● DATASET:
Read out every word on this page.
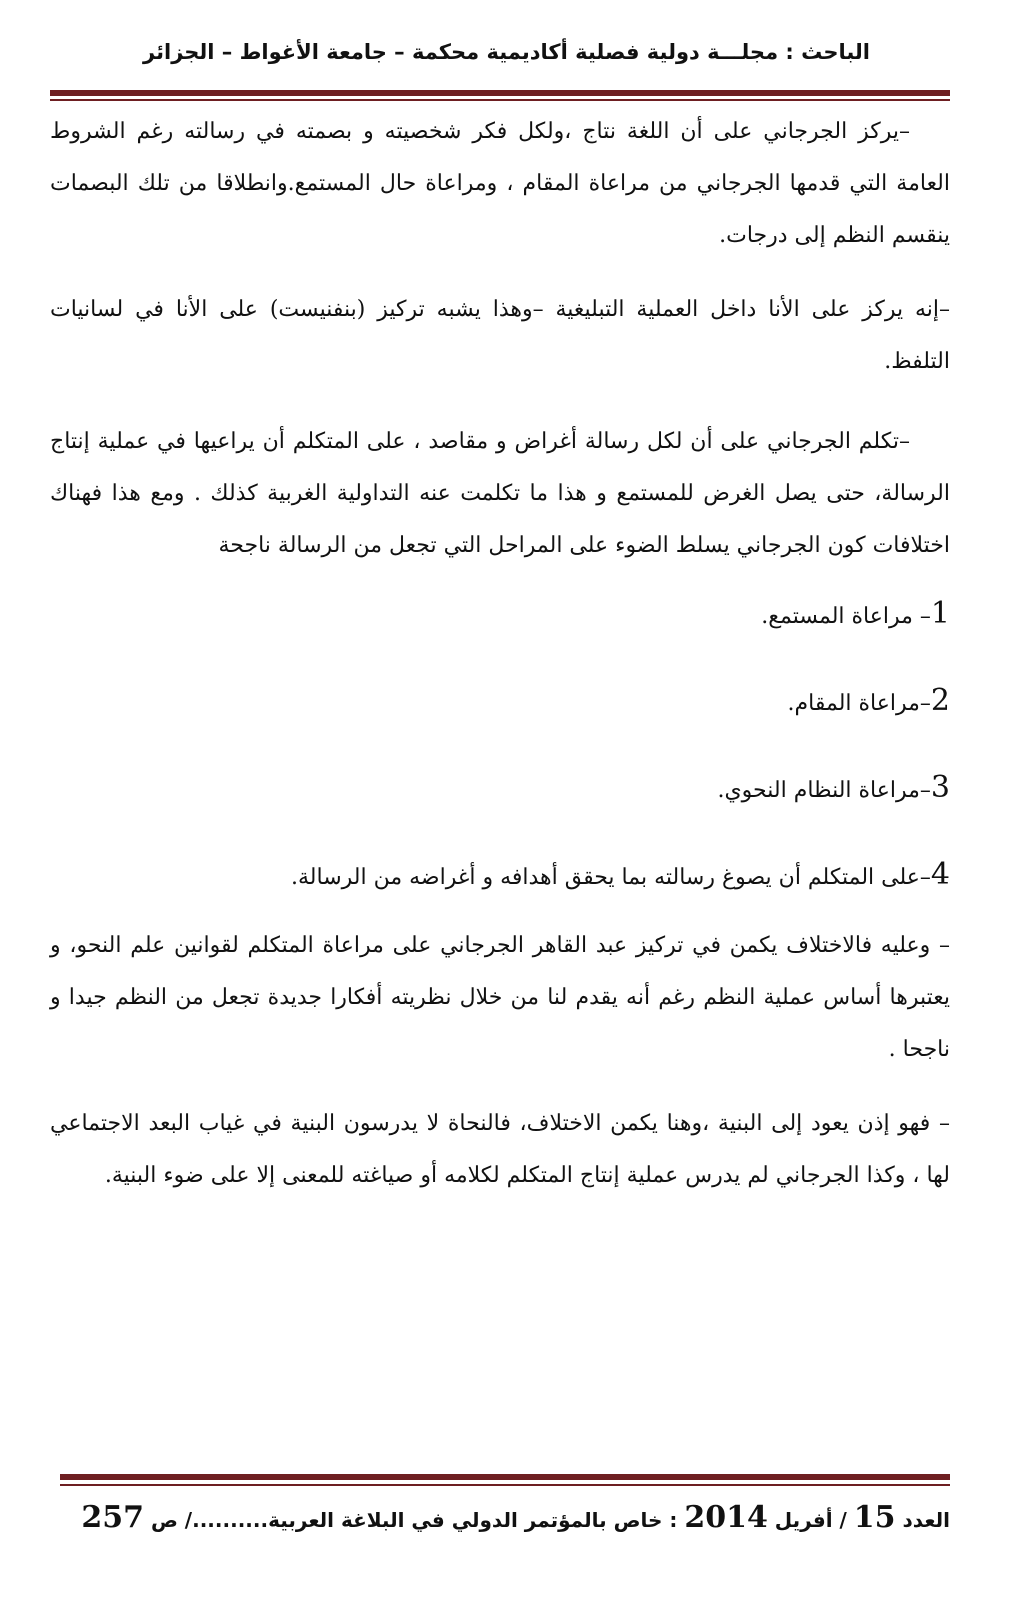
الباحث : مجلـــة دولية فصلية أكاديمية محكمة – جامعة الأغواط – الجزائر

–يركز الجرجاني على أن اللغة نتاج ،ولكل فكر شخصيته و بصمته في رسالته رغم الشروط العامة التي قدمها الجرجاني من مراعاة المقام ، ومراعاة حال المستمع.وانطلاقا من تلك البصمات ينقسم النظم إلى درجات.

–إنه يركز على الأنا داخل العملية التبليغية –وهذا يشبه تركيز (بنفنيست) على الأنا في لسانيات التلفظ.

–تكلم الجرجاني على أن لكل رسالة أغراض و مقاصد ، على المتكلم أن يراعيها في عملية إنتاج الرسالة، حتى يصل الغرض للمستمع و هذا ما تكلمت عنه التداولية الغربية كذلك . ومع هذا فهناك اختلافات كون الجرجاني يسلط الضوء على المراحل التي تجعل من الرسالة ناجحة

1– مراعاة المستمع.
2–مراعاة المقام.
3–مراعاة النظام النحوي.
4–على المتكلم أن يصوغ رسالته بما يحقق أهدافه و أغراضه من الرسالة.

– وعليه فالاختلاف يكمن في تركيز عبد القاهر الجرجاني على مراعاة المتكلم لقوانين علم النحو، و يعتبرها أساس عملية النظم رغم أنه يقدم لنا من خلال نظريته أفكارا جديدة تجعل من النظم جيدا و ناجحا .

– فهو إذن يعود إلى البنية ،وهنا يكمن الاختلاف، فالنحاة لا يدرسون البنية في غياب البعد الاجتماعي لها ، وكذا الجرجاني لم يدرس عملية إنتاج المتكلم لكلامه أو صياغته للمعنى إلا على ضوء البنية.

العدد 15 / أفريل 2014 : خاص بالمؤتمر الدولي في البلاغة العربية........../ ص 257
---
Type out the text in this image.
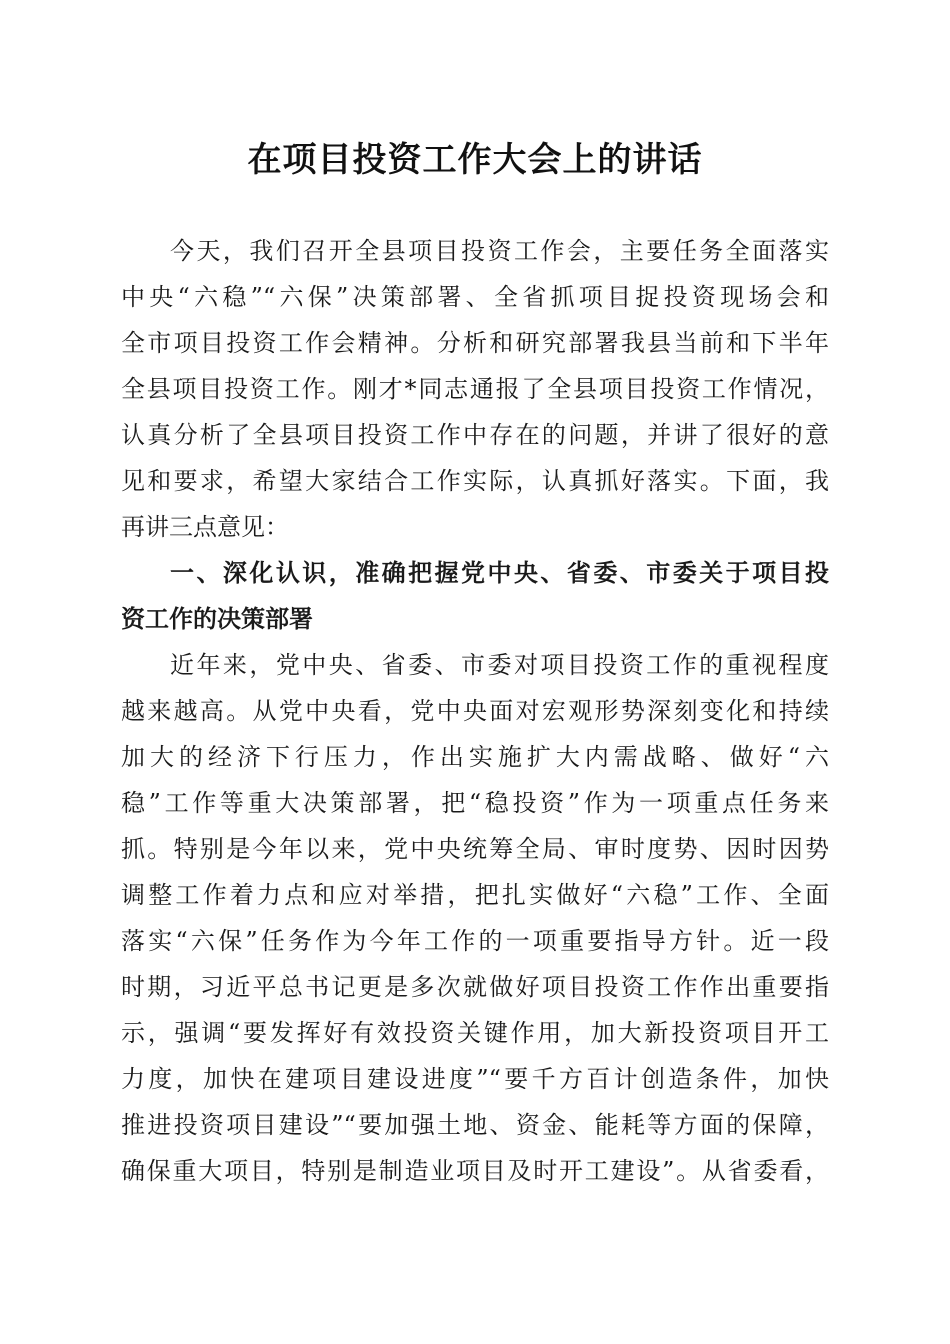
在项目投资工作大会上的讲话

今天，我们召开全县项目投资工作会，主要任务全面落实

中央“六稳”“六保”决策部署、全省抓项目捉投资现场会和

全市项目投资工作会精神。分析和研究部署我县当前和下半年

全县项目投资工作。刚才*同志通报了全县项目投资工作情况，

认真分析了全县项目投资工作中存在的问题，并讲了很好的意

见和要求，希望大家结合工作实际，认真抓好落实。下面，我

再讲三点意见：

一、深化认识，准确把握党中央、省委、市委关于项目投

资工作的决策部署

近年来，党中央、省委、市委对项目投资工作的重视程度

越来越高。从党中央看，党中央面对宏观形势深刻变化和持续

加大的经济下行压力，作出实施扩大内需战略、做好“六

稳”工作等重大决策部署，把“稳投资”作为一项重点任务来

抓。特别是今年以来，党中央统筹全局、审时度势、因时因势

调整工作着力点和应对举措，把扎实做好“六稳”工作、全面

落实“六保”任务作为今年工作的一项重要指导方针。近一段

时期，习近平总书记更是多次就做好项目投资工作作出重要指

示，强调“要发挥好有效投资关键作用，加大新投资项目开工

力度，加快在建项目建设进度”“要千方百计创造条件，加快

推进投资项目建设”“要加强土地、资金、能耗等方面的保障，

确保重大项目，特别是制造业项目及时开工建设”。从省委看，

● EXERCISE REQUIREMENTS:
In the listing above, how many lines include the word "الرسالة"? Answer with the number and nothing more.

● ANSWER TO THIS PROBLEM:
2